Goal: Transcribe the material in full. Nothing should differ except that the pictures are left out.

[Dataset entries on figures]
....................

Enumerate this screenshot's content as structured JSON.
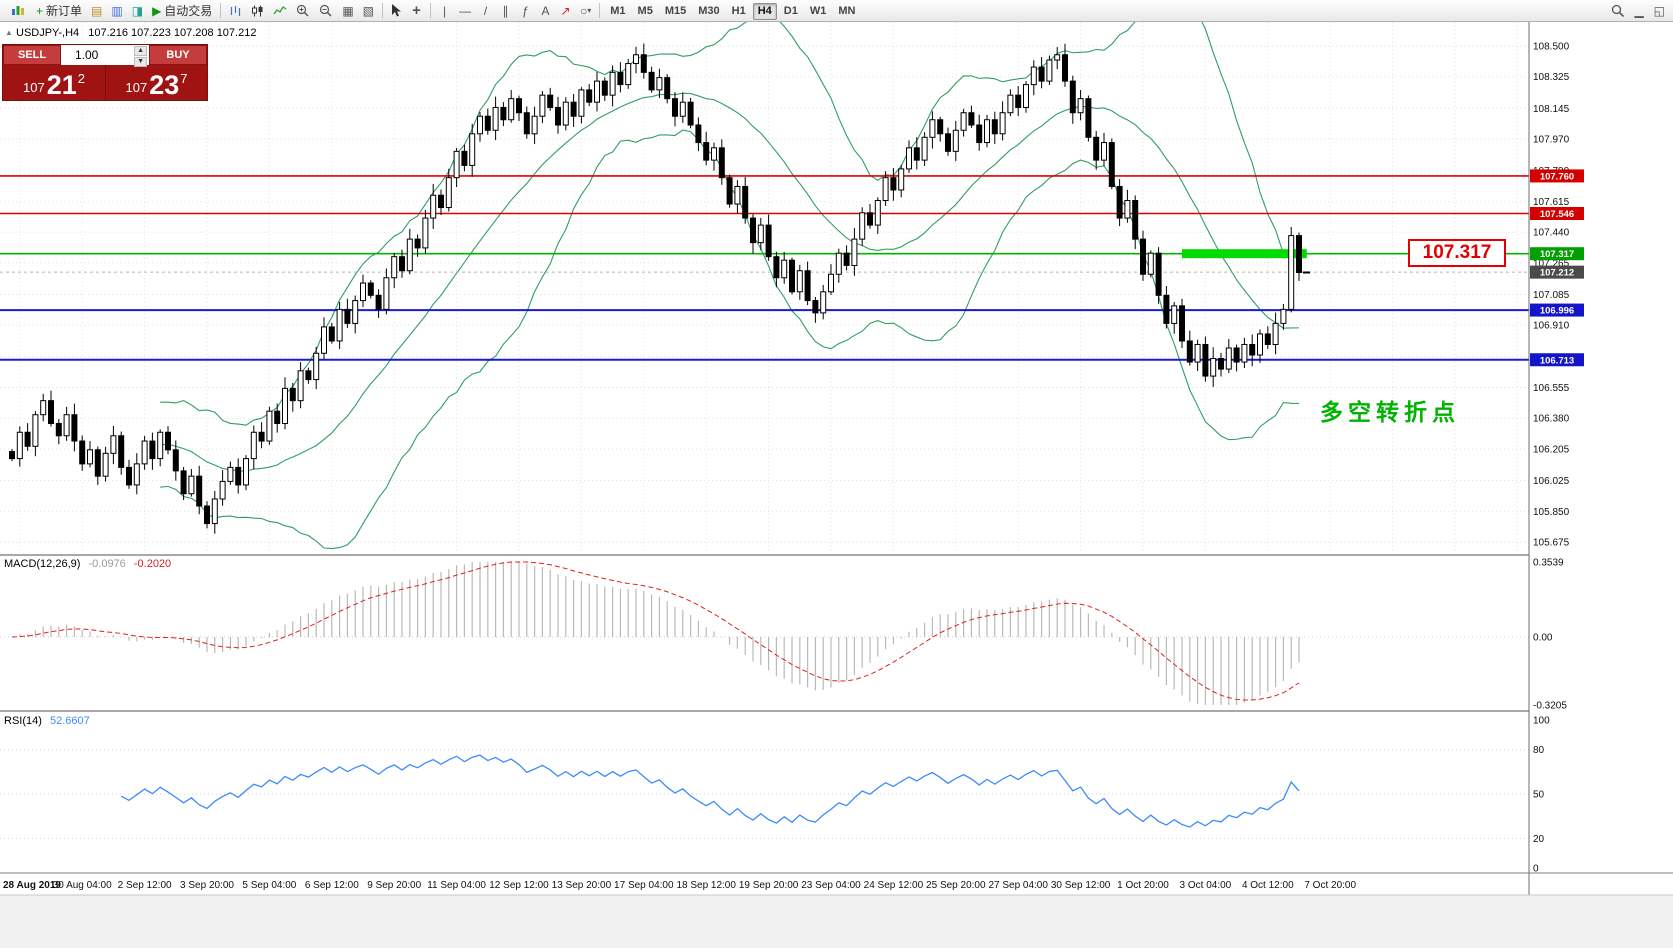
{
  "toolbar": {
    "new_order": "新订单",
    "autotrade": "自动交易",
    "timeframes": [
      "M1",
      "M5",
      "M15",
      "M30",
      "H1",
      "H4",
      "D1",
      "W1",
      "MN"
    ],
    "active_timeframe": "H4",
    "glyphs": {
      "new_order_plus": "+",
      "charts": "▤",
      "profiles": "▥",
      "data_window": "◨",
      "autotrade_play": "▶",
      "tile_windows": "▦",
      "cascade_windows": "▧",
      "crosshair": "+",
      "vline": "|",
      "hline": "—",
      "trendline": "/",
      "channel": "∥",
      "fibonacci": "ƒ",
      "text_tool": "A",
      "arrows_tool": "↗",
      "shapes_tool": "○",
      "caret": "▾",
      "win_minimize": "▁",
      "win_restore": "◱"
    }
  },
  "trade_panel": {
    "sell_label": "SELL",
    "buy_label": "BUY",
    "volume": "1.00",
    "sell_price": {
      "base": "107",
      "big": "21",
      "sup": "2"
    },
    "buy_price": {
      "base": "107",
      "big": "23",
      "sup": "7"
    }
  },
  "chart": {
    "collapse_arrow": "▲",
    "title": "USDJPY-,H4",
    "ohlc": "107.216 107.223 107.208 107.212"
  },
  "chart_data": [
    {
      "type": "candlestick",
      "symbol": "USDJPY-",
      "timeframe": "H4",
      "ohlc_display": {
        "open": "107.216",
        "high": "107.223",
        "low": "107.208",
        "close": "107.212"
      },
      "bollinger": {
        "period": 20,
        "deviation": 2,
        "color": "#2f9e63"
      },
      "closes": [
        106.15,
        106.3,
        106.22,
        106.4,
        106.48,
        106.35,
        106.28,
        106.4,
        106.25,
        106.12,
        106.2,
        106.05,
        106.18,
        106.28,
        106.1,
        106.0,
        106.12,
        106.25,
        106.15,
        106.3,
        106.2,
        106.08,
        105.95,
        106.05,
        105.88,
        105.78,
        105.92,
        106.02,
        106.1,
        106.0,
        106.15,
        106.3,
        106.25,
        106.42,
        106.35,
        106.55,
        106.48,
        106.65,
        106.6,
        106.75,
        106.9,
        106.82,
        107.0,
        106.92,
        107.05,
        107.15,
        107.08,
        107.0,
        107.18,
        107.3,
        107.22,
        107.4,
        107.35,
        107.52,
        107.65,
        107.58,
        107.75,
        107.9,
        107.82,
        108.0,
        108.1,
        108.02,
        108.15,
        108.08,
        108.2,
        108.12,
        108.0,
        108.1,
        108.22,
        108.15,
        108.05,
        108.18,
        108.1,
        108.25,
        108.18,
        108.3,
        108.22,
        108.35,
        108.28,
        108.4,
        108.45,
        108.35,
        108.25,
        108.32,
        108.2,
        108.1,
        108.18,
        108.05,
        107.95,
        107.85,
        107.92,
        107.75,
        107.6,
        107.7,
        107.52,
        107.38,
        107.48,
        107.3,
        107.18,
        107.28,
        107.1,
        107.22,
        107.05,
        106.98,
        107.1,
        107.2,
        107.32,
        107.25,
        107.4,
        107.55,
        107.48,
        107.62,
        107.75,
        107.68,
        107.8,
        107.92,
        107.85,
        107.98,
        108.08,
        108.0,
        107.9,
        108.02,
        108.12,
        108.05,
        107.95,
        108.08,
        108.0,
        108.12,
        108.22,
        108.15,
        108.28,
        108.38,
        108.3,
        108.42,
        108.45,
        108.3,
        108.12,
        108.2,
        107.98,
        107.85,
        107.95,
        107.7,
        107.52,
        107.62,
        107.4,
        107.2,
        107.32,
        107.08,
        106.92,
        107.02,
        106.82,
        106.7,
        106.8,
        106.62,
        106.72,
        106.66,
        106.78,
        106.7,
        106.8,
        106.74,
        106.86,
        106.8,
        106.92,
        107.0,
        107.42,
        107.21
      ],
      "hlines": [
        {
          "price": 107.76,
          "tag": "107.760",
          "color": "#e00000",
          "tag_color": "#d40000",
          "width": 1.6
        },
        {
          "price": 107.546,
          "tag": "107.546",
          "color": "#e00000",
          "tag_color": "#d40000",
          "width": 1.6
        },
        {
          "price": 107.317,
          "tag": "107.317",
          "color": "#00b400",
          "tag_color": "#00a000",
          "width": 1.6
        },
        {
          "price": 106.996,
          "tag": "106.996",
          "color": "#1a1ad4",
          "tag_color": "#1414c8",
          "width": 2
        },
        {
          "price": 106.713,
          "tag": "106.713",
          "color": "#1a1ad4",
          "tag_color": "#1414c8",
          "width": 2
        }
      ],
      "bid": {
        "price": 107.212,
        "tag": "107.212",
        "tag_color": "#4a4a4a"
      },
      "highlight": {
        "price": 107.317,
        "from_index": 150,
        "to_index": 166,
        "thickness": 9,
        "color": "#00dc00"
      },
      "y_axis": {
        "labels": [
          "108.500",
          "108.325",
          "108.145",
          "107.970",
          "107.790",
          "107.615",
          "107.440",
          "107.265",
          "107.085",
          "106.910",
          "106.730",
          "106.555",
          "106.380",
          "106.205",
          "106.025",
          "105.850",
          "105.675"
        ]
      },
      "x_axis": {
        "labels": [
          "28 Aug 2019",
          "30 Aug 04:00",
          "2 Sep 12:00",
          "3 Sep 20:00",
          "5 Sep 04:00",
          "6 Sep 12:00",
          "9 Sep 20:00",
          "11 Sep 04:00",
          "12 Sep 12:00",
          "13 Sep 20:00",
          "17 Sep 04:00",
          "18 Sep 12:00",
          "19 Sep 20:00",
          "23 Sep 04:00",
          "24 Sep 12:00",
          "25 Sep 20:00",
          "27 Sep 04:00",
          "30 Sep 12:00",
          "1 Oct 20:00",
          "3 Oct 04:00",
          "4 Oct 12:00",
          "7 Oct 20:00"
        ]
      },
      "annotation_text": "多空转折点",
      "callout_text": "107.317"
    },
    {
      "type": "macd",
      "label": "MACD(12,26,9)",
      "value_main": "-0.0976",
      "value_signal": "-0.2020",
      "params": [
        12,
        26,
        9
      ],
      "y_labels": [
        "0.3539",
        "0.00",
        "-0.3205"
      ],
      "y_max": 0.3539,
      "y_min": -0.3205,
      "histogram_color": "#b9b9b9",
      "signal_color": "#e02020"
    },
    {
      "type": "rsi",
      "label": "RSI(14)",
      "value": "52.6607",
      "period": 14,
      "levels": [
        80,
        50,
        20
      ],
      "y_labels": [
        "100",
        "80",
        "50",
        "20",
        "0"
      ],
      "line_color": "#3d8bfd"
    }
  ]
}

....................

Final result:
Enumerate this screenshot's content as structured JSON.
{
  "toolbar": {
    "new_order": "新订单",
    "autotrade": "自动交易",
    "timeframes": [
      "M1",
      "M5",
      "M15",
      "M30",
      "H1",
      "H4",
      "D1",
      "W1",
      "MN"
    ],
    "active_timeframe": "H4",
    "glyphs": {
      "new_order_plus": "+",
      "charts": "▤",
      "profiles": "▥",
      "data_window": "◨",
      "autotrade_play": "▶",
      "tile_windows": "▦",
      "cascade_windows": "▧",
      "crosshair": "+",
      "vline": "|",
      "hline": "—",
      "trendline": "/",
      "channel": "∥",
      "fibonacci": "ƒ",
      "text_tool": "A",
      "arrows_tool": "↗",
      "shapes_tool": "○",
      "caret": "▾",
      "win_minimize": "▁",
      "win_restore": "◱"
    }
  },
  "trade_panel": {
    "sell_label": "SELL",
    "buy_label": "BUY",
    "volume": "1.00",
    "sell_price": {
      "base": "107",
      "big": "21",
      "sup": "2"
    },
    "buy_price": {
      "base": "107",
      "big": "23",
      "sup": "7"
    }
  },
  "chart": {
    "collapse_arrow": "▲",
    "title": "USDJPY-,H4",
    "ohlc": "107.216 107.223 107.208 107.212"
  },
  "chart_data": [
    {
      "type": "candlestick",
      "symbol": "USDJPY-",
      "timeframe": "H4",
      "ohlc_display": {
        "open": "107.216",
        "high": "107.223",
        "low": "107.208",
        "close": "107.212"
      },
      "bollinger": {
        "period": 20,
        "deviation": 2,
        "color": "#2f9e63"
      },
      "closes": [
        106.15,
        106.3,
        106.22,
        106.4,
        106.48,
        106.35,
        106.28,
        106.4,
        106.25,
        106.12,
        106.2,
        106.05,
        106.18,
        106.28,
        106.1,
        106.0,
        106.12,
        106.25,
        106.15,
        106.3,
        106.2,
        106.08,
        105.95,
        106.05,
        105.88,
        105.78,
        105.92,
        106.02,
        106.1,
        106.0,
        106.15,
        106.3,
        106.25,
        106.42,
        106.35,
        106.55,
        106.48,
        106.65,
        106.6,
        106.75,
        106.9,
        106.82,
        107.0,
        106.92,
        107.05,
        107.15,
        107.08,
        107.0,
        107.18,
        107.3,
        107.22,
        107.4,
        107.35,
        107.52,
        107.65,
        107.58,
        107.75,
        107.9,
        107.82,
        108.0,
        108.1,
        108.02,
        108.15,
        108.08,
        108.2,
        108.12,
        108.0,
        108.1,
        108.22,
        108.15,
        108.05,
        108.18,
        108.1,
        108.25,
        108.18,
        108.3,
        108.22,
        108.35,
        108.28,
        108.4,
        108.45,
        108.35,
        108.25,
        108.32,
        108.2,
        108.1,
        108.18,
        108.05,
        107.95,
        107.85,
        107.92,
        107.75,
        107.6,
        107.7,
        107.52,
        107.38,
        107.48,
        107.3,
        107.18,
        107.28,
        107.1,
        107.22,
        107.05,
        106.98,
        107.1,
        107.2,
        107.32,
        107.25,
        107.4,
        107.55,
        107.48,
        107.62,
        107.75,
        107.68,
        107.8,
        107.92,
        107.85,
        107.98,
        108.08,
        108.0,
        107.9,
        108.02,
        108.12,
        108.05,
        107.95,
        108.08,
        108.0,
        108.12,
        108.22,
        108.15,
        108.28,
        108.38,
        108.3,
        108.42,
        108.45,
        108.3,
        108.12,
        108.2,
        107.98,
        107.85,
        107.95,
        107.7,
        107.52,
        107.62,
        107.4,
        107.2,
        107.32,
        107.08,
        106.92,
        107.02,
        106.82,
        106.7,
        106.8,
        106.62,
        106.72,
        106.66,
        106.78,
        106.7,
        106.8,
        106.74,
        106.86,
        106.8,
        106.92,
        107.0,
        107.42,
        107.21
      ],
      "hlines": [
        {
          "price": 107.76,
          "tag": "107.760",
          "color": "#e00000",
          "tag_color": "#d40000",
          "width": 1.6
        },
        {
          "price": 107.546,
          "tag": "107.546",
          "color": "#e00000",
          "tag_color": "#d40000",
          "width": 1.6
        },
        {
          "price": 107.317,
          "tag": "107.317",
          "color": "#00b400",
          "tag_color": "#00a000",
          "width": 1.6
        },
        {
          "price": 106.996,
          "tag": "106.996",
          "color": "#1a1ad4",
          "tag_color": "#1414c8",
          "width": 2
        },
        {
          "price": 106.713,
          "tag": "106.713",
          "color": "#1a1ad4",
          "tag_color": "#1414c8",
          "width": 2
        }
      ],
      "bid": {
        "price": 107.212,
        "tag": "107.212",
        "tag_color": "#4a4a4a"
      },
      "highlight": {
        "price": 107.317,
        "from_index": 150,
        "to_index": 166,
        "thickness": 9,
        "color": "#00dc00"
      },
      "y_axis": {
        "labels": [
          "108.500",
          "108.325",
          "108.145",
          "107.970",
          "107.790",
          "107.615",
          "107.440",
          "107.265",
          "107.085",
          "106.910",
          "106.730",
          "106.555",
          "106.380",
          "106.205",
          "106.025",
          "105.850",
          "105.675"
        ]
      },
      "x_axis": {
        "labels": [
          "28 Aug 2019",
          "30 Aug 04:00",
          "2 Sep 12:00",
          "3 Sep 20:00",
          "5 Sep 04:00",
          "6 Sep 12:00",
          "9 Sep 20:00",
          "11 Sep 04:00",
          "12 Sep 12:00",
          "13 Sep 20:00",
          "17 Sep 04:00",
          "18 Sep 12:00",
          "19 Sep 20:00",
          "23 Sep 04:00",
          "24 Sep 12:00",
          "25 Sep 20:00",
          "27 Sep 04:00",
          "30 Sep 12:00",
          "1 Oct 20:00",
          "3 Oct 04:00",
          "4 Oct 12:00",
          "7 Oct 20:00"
        ]
      },
      "annotation_text": "多空转折点",
      "callout_text": "107.317"
    },
    {
      "type": "macd",
      "label": "MACD(12,26,9)",
      "value_main": "-0.0976",
      "value_signal": "-0.2020",
      "params": [
        12,
        26,
        9
      ],
      "y_labels": [
        "0.3539",
        "0.00",
        "-0.3205"
      ],
      "y_max": 0.3539,
      "y_min": -0.3205,
      "histogram_color": "#b9b9b9",
      "signal_color": "#e02020"
    },
    {
      "type": "rsi",
      "label": "RSI(14)",
      "value": "52.6607",
      "period": 14,
      "levels": [
        80,
        50,
        20
      ],
      "y_labels": [
        "100",
        "80",
        "50",
        "20",
        "0"
      ],
      "line_color": "#3d8bfd"
    }
  ]
}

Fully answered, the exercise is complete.